Can you repeat, word for word, the stretch of the property tax data-sharing post from "Every year, property" up to and including "and connected departments."?

| Provided passage |

---*---

Every year, property taxes are rising and the volume of data real estate teams are working with continues to grow. As such, property tax teams are increasingly looking for ways to streamline data sharing across the organization. The ability to easily share data with internal teams, advisors, and third parties can streamline decision making for tax teams and connected departments.
We asked property tax teams what data sharing meant to them and what kind of data they were sharing. In this post, we’ll share insights and real-life experiences from property tax professionals.
At its core, data sharing is the act of making data available to whomever needs it. When it comes to real estate data, this might mean fellow members of your tax team, consultants, advisors, lawyers, or some other third party.
Real estate data is vast and can include many different elements depending on the industry and company. For example, a Property Tax Manager we spoke with in Oil and Gas highlighted the importance of future tax projections, accruals, budgets and forecasts, tax liabilities, and site details. All of these, he said, were key data points to share both within the property tax team, but also with non-property tax departments.

---*---

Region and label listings

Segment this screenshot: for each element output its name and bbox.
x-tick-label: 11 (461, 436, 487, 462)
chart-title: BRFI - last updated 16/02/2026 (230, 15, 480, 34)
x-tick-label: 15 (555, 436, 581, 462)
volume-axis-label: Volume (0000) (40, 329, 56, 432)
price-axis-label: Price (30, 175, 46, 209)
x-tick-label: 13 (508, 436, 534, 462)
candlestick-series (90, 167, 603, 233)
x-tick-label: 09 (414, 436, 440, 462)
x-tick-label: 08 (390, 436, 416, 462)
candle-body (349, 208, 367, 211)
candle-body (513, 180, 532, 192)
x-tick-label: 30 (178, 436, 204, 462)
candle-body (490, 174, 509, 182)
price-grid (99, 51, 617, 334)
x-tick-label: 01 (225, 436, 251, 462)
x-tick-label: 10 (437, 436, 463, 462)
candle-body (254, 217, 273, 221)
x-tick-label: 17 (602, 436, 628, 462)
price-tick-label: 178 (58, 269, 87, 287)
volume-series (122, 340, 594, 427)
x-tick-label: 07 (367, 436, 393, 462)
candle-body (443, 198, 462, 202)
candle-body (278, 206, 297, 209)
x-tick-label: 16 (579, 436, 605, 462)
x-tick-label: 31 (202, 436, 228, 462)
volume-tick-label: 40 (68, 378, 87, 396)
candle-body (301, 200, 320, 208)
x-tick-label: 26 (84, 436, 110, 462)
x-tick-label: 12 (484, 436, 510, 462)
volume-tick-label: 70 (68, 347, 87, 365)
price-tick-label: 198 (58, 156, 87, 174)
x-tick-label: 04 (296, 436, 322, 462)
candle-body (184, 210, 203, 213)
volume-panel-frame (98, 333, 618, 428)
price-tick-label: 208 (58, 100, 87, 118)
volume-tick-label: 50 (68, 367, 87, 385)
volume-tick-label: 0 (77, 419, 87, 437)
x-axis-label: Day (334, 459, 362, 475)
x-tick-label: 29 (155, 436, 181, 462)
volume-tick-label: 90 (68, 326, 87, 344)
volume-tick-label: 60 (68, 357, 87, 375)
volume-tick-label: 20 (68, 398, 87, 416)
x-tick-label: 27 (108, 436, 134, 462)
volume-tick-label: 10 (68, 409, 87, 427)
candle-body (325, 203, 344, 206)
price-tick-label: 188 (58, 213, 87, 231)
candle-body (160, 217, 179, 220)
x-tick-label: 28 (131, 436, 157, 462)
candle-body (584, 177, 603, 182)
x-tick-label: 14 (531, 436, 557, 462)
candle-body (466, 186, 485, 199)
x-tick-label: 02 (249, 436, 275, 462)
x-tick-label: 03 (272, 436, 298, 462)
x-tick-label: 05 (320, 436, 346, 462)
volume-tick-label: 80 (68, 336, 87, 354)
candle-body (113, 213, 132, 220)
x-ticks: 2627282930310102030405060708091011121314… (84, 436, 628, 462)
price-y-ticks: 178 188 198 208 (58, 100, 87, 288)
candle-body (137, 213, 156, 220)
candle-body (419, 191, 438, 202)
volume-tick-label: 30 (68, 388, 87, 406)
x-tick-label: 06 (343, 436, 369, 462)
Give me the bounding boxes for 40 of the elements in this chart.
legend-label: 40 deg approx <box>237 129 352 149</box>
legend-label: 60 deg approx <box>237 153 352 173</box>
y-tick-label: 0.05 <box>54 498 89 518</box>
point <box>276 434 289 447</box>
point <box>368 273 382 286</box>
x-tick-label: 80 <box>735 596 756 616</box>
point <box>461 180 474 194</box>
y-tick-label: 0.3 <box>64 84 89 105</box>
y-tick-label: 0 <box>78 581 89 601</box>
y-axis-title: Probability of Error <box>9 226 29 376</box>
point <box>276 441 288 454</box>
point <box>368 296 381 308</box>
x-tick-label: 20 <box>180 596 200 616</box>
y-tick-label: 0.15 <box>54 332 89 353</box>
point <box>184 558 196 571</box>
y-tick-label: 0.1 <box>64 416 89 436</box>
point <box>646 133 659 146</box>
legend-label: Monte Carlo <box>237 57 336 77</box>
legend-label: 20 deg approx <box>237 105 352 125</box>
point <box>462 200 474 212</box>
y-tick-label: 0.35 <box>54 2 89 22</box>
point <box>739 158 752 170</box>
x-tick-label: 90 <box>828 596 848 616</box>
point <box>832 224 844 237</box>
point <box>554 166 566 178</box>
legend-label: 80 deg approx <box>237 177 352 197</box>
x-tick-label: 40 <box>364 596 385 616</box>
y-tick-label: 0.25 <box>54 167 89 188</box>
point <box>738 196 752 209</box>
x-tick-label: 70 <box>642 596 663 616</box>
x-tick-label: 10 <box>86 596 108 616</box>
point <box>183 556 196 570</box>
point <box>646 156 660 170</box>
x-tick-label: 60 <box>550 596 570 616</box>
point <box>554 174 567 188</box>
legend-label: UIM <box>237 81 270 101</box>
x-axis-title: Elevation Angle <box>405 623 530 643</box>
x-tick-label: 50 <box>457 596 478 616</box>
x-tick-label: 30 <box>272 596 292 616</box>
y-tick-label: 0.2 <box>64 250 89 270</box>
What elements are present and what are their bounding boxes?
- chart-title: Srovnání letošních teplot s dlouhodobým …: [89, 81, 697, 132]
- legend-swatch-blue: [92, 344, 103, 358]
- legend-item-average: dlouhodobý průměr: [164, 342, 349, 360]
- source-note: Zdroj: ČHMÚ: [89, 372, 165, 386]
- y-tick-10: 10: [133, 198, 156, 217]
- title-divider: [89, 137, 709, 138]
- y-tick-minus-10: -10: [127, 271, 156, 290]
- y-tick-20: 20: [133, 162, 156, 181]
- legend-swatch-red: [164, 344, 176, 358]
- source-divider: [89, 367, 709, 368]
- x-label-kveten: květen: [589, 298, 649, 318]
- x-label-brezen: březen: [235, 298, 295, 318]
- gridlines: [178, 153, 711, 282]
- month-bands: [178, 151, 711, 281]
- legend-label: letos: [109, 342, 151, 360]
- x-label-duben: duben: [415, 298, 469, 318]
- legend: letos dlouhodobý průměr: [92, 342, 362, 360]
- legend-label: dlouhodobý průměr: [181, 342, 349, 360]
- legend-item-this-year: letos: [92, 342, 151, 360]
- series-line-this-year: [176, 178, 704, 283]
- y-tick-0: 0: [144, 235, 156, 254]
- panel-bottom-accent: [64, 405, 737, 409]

---*---

| Exercise result |
Every year, property taxes are rising and the volume of data real estate teams are working with continues to grow. As such, property tax teams are increasingly looking for ways to streamline data sharing across the organization. The ability to easily share data with internal teams, advisors, and third parties can streamline decision making for tax teams and connected departments.